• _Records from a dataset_
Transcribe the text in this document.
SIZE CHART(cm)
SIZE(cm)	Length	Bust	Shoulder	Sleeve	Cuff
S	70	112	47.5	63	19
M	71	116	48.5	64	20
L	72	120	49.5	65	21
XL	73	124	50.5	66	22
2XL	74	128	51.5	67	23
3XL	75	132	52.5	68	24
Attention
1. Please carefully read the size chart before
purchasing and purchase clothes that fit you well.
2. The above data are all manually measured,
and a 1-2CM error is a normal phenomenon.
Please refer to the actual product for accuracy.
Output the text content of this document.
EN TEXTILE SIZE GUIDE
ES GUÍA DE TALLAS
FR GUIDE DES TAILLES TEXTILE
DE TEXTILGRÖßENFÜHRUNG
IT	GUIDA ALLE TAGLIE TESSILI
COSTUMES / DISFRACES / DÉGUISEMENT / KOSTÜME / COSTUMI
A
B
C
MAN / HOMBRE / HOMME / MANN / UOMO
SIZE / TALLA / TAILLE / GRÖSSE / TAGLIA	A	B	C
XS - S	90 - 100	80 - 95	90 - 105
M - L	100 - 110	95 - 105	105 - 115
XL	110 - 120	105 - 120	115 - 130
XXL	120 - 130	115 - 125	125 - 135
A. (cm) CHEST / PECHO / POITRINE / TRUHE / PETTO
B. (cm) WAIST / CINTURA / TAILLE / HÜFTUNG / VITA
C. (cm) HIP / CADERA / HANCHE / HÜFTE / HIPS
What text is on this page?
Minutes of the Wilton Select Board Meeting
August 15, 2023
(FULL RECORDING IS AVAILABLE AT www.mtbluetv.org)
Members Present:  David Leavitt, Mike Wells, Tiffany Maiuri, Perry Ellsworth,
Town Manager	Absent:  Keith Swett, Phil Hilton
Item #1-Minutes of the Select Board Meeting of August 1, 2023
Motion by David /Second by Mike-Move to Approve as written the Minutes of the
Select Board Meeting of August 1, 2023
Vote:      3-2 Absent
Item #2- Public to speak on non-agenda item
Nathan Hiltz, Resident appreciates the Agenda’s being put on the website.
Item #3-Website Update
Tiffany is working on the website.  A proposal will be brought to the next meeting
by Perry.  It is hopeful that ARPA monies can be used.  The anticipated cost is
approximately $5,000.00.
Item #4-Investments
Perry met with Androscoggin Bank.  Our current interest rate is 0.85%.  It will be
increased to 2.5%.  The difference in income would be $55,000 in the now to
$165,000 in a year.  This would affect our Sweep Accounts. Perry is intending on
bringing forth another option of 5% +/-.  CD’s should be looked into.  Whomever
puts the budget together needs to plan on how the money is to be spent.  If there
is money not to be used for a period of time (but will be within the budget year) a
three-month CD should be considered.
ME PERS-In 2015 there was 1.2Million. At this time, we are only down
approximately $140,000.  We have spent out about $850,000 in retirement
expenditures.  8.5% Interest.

==

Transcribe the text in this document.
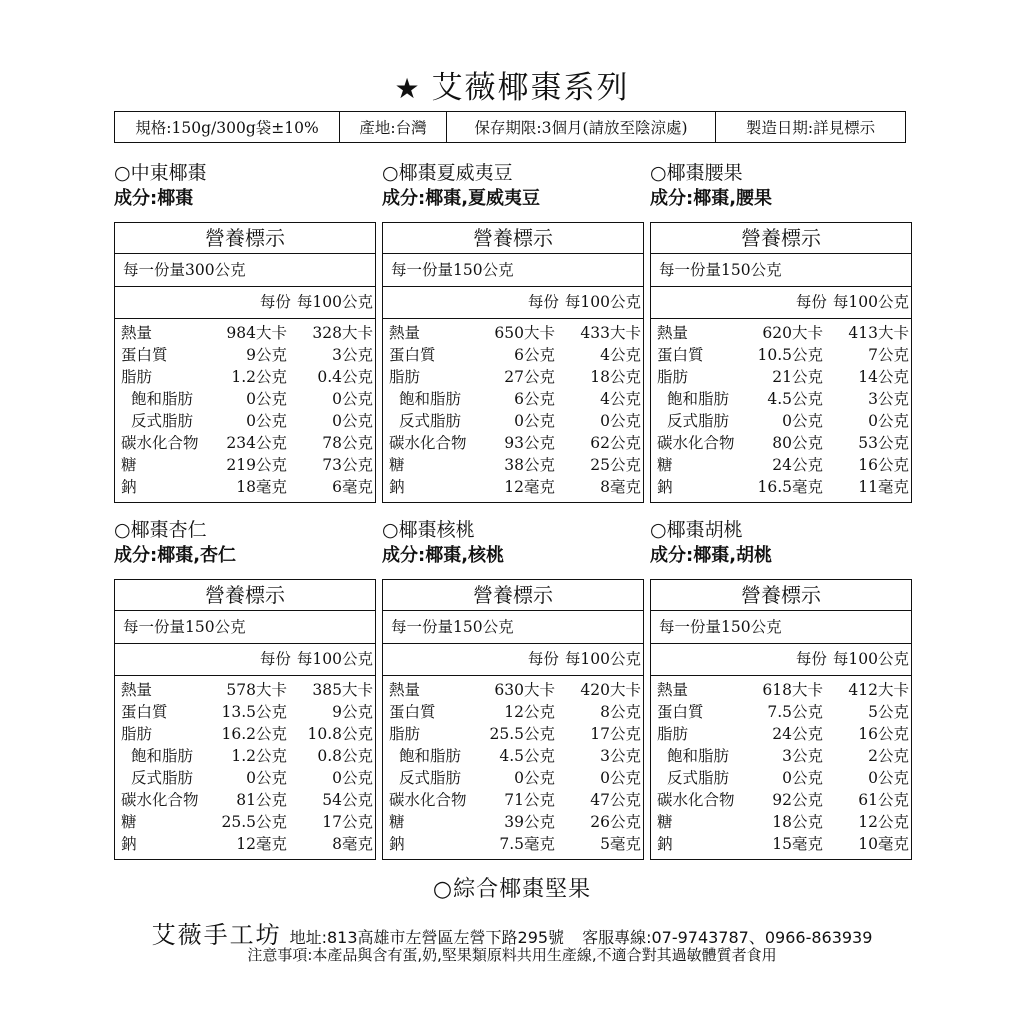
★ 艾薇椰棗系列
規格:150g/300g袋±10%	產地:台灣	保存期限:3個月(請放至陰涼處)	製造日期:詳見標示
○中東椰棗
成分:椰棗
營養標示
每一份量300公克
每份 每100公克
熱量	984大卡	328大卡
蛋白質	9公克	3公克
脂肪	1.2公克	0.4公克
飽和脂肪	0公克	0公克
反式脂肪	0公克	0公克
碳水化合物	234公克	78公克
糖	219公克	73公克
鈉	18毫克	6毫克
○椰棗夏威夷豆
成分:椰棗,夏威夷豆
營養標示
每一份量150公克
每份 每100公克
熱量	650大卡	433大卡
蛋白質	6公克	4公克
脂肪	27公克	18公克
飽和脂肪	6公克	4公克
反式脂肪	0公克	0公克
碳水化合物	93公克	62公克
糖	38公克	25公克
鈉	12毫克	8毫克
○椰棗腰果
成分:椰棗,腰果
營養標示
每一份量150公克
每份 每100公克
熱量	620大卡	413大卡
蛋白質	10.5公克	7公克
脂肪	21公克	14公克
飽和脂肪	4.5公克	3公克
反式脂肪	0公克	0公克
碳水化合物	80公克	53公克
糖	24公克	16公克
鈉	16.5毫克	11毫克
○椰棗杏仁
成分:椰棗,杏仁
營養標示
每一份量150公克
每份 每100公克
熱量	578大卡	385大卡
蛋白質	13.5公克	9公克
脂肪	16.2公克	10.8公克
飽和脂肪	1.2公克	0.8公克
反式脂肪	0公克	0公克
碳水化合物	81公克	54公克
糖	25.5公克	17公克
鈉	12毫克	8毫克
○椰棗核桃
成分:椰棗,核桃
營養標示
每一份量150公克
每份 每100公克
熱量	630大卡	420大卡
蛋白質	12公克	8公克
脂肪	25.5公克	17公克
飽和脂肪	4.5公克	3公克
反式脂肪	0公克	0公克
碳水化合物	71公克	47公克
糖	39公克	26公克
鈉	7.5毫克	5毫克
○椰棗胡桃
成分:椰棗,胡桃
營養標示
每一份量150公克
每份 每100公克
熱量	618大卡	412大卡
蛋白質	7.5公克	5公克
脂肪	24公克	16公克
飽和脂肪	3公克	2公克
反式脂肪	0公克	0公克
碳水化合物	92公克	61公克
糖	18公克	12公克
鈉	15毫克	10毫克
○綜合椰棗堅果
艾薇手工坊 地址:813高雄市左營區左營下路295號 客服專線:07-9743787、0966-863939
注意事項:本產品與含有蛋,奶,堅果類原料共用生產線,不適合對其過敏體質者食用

• _To be done_
Pull out all lines from the entries above in which the word "Minutes" appears.

• _Final answer_
Minutes of the Wilton Select Board Meeting
Item #1-Minutes of the Select Board Meeting of August 1, 2023
Motion by David /Second by Mike-Move to Approve as written the Minutes of the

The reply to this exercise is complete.